■ **What is asked**: Write out the full listing exactly as given, minus the images.

■ **Working data**:
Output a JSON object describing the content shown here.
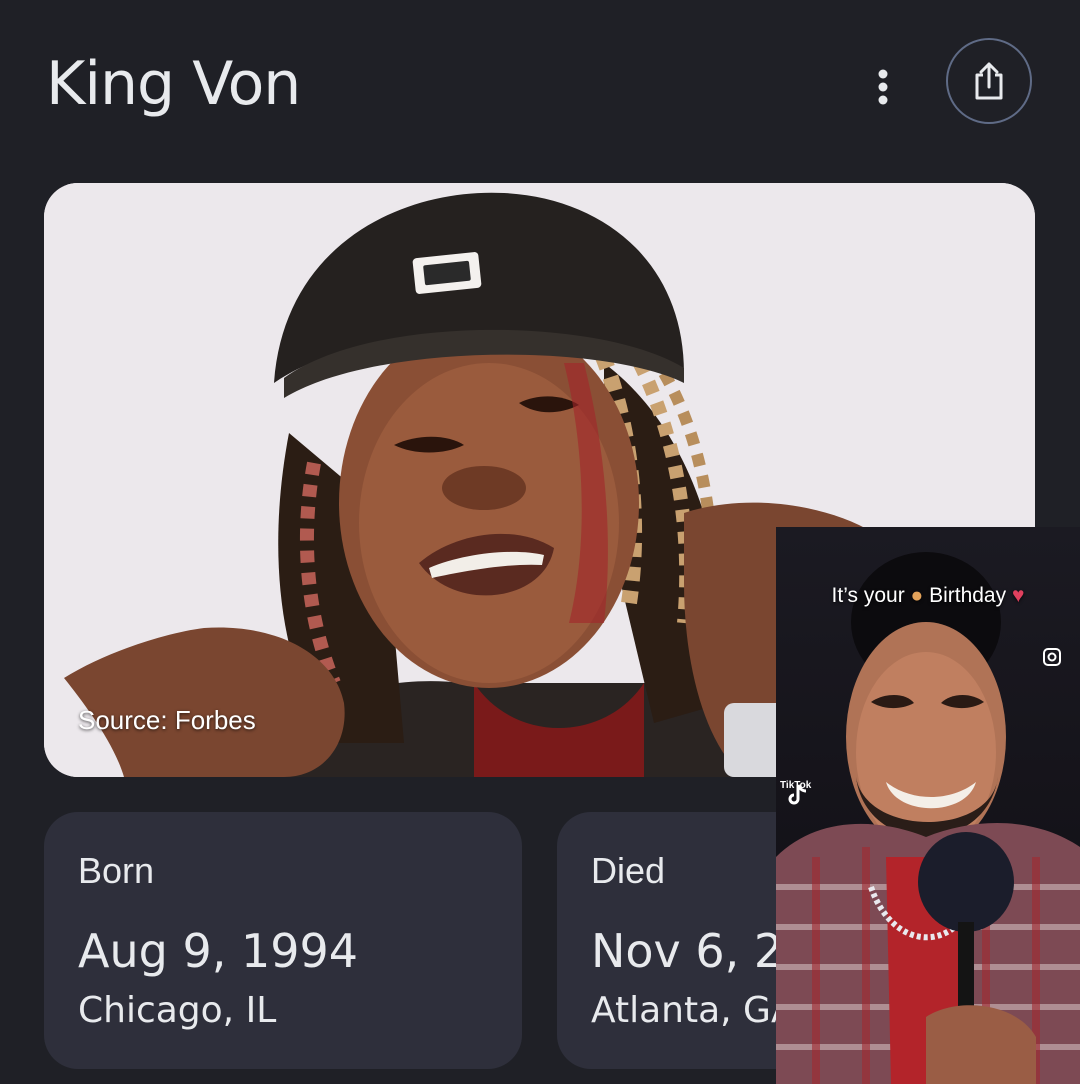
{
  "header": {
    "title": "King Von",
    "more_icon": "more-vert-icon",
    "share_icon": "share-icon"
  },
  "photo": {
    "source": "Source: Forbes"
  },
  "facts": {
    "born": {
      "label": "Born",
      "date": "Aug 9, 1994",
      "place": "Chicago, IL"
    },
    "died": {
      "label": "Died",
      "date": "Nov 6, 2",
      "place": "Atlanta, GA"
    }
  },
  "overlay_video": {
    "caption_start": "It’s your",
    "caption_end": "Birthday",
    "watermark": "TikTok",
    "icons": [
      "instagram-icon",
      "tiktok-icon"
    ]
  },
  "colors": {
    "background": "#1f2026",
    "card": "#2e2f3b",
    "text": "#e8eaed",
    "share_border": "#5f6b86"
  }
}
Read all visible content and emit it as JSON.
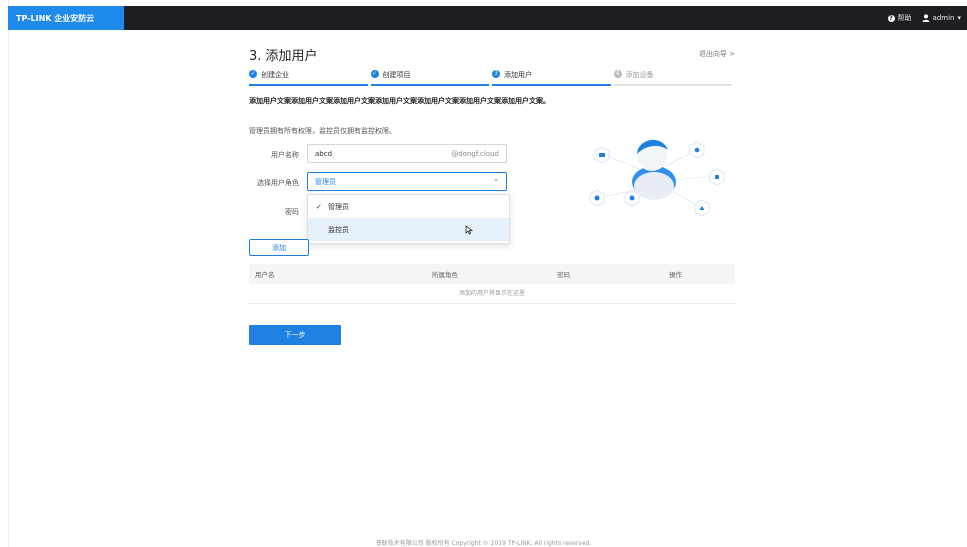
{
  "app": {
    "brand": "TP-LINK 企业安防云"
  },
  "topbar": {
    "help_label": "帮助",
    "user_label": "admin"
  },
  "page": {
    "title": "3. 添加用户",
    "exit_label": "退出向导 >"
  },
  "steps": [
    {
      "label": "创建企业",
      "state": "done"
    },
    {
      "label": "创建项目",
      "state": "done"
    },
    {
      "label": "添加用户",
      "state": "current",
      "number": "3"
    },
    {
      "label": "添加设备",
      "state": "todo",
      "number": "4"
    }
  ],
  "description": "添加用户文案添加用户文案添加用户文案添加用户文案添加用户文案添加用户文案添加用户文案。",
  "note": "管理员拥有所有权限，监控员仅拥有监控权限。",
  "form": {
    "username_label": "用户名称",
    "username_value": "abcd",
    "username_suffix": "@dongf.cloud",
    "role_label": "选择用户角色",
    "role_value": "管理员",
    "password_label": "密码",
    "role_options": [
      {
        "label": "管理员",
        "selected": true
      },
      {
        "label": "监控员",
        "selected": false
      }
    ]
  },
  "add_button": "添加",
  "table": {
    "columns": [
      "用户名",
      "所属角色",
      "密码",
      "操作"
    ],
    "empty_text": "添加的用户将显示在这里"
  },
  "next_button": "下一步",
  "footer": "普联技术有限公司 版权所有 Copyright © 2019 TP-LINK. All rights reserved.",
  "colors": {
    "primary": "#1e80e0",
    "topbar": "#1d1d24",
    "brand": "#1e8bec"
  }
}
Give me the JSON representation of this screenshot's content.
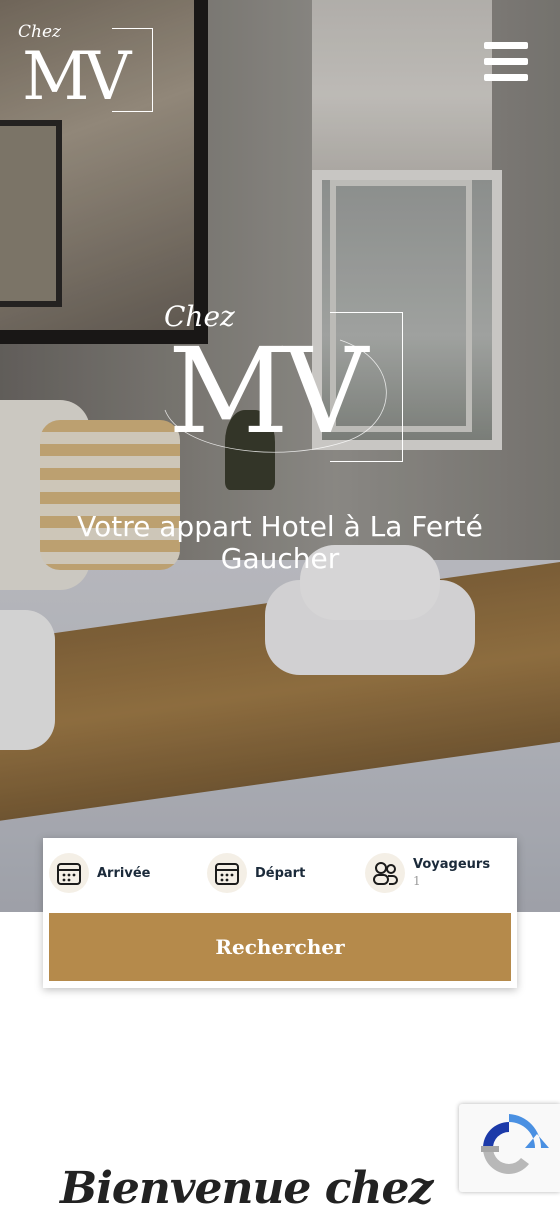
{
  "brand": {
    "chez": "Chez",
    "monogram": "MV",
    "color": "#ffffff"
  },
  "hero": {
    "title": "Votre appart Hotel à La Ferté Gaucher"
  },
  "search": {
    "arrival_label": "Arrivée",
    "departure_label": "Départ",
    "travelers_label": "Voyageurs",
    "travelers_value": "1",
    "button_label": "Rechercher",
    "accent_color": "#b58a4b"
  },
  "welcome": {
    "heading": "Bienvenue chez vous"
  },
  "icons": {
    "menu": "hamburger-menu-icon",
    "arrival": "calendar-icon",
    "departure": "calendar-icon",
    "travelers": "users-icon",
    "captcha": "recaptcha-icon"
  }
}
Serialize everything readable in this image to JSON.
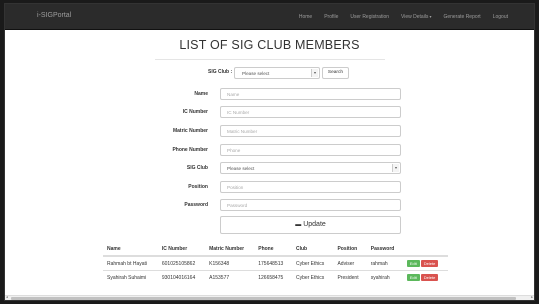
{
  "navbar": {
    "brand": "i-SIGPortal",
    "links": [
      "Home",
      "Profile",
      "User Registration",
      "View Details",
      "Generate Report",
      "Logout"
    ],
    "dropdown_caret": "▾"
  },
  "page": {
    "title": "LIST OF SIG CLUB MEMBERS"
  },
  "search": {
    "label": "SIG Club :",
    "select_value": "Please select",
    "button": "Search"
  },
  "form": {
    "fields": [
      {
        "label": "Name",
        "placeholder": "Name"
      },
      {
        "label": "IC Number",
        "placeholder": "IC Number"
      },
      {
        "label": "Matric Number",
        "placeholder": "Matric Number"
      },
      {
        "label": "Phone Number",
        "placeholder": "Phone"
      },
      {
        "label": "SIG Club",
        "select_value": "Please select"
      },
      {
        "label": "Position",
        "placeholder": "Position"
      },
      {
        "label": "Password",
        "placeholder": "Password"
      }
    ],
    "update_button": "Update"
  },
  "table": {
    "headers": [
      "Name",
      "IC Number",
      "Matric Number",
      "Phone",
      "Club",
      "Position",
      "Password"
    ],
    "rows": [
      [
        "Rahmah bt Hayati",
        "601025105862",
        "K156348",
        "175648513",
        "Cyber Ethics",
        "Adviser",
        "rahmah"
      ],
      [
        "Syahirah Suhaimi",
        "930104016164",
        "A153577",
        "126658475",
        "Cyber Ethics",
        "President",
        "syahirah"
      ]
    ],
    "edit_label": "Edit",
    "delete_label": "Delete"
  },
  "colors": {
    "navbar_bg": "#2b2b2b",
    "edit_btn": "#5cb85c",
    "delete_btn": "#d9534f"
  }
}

■ **Full answer**:
Output a JSON object describing the content shown here.
{
  "header": {
    "title": "King Von",
    "more_icon": "more-vert-icon",
    "share_icon": "share-icon"
  },
  "photo": {
    "source": "Source: Forbes"
  },
  "facts": {
    "born": {
      "label": "Born",
      "date": "Aug 9, 1994",
      "place": "Chicago, IL"
    },
    "died": {
      "label": "Died",
      "date": "Nov 6, 2",
      "place": "Atlanta, GA"
    }
  },
  "overlay_video": {
    "caption_start": "It’s your",
    "caption_end": "Birthday",
    "watermark": "TikTok",
    "icons": [
      "instagram-icon",
      "tiktok-icon"
    ]
  },
  "colors": {
    "background": "#1f2026",
    "card": "#2e2f3b",
    "text": "#e8eaed",
    "share_border": "#5f6b86"
  }
}
Read all visible content and emit it as JSON.
{
  "app": {
    "brand": "TP-LINK 企业安防云"
  },
  "topbar": {
    "help_label": "帮助",
    "user_label": "admin"
  },
  "page": {
    "title": "3. 添加用户",
    "exit_label": "退出向导 >"
  },
  "steps": [
    {
      "label": "创建企业",
      "state": "done"
    },
    {
      "label": "创建项目",
      "state": "done"
    },
    {
      "label": "添加用户",
      "state": "current",
      "number": "3"
    },
    {
      "label": "添加设备",
      "state": "todo",
      "number": "4"
    }
  ],
  "description": "添加用户文案添加用户文案添加用户文案添加用户文案添加用户文案添加用户文案添加用户文案。",
  "note": "管理员拥有所有权限，监控员仅拥有监控权限。",
  "form": {
    "username_label": "用户名称",
    "username_value": "abcd",
    "username_suffix": "@dongf.cloud",
    "role_label": "选择用户角色",
    "role_value": "管理员",
    "password_label": "密码",
    "role_options": [
      {
        "label": "管理员",
        "selected": true
      },
      {
        "label": "监控员",
        "selected": false
      }
    ]
  },
  "add_button": "添加",
  "table": {
    "columns": [
      "用户名",
      "所属角色",
      "密码",
      "操作"
    ],
    "empty_text": "添加的用户将显示在这里"
  },
  "next_button": "下一步",
  "footer": "普联技术有限公司 版权所有 Copyright © 2019 TP-LINK. All rights reserved.",
  "colors": {
    "primary": "#1e80e0",
    "topbar": "#1d1d24",
    "brand": "#1e8bec"
  }
}
Give me the JSON representation of this screenshot's content.
{
  "brand": {
    "chez": "Chez",
    "monogram": "MV",
    "color": "#ffffff"
  },
  "hero": {
    "title": "Votre appart Hotel à La Ferté Gaucher"
  },
  "search": {
    "arrival_label": "Arrivée",
    "departure_label": "Départ",
    "travelers_label": "Voyageurs",
    "travelers_value": "1",
    "button_label": "Rechercher",
    "accent_color": "#b58a4b"
  },
  "welcome": {
    "heading": "Bienvenue chez vous"
  },
  "icons": {
    "menu": "hamburger-menu-icon",
    "arrival": "calendar-icon",
    "departure": "calendar-icon",
    "travelers": "users-icon",
    "captcha": "recaptcha-icon"
  }
}
Serialize everything readable in this image to JSON.
{
  "navbar": {
    "brand": "i-SIGPortal",
    "links": [
      "Home",
      "Profile",
      "User Registration",
      "View Details",
      "Generate Report",
      "Logout"
    ],
    "dropdown_caret": "▾"
  },
  "page": {
    "title": "LIST OF SIG CLUB MEMBERS"
  },
  "search": {
    "label": "SIG Club :",
    "select_value": "Please select",
    "button": "Search"
  },
  "form": {
    "fields": [
      {
        "label": "Name",
        "placeholder": "Name"
      },
      {
        "label": "IC Number",
        "placeholder": "IC Number"
      },
      {
        "label": "Matric Number",
        "placeholder": "Matric Number"
      },
      {
        "label": "Phone Number",
        "placeholder": "Phone"
      },
      {
        "label": "SIG Club",
        "select_value": "Please select"
      },
      {
        "label": "Position",
        "placeholder": "Position"
      },
      {
        "label": "Password",
        "placeholder": "Password"
      }
    ],
    "update_button": "Update"
  },
  "table": {
    "headers": [
      "Name",
      "IC Number",
      "Matric Number",
      "Phone",
      "Club",
      "Position",
      "Password"
    ],
    "rows": [
      [
        "Rahmah bt Hayati",
        "601025105862",
        "K156348",
        "175648513",
        "Cyber Ethics",
        "Adviser",
        "rahmah"
      ],
      [
        "Syahirah Suhaimi",
        "930104016164",
        "A153577",
        "126658475",
        "Cyber Ethics",
        "President",
        "syahirah"
      ]
    ],
    "edit_label": "Edit",
    "delete_label": "Delete"
  },
  "colors": {
    "navbar_bg": "#2b2b2b",
    "edit_btn": "#5cb85c",
    "delete_btn": "#d9534f"
  }
}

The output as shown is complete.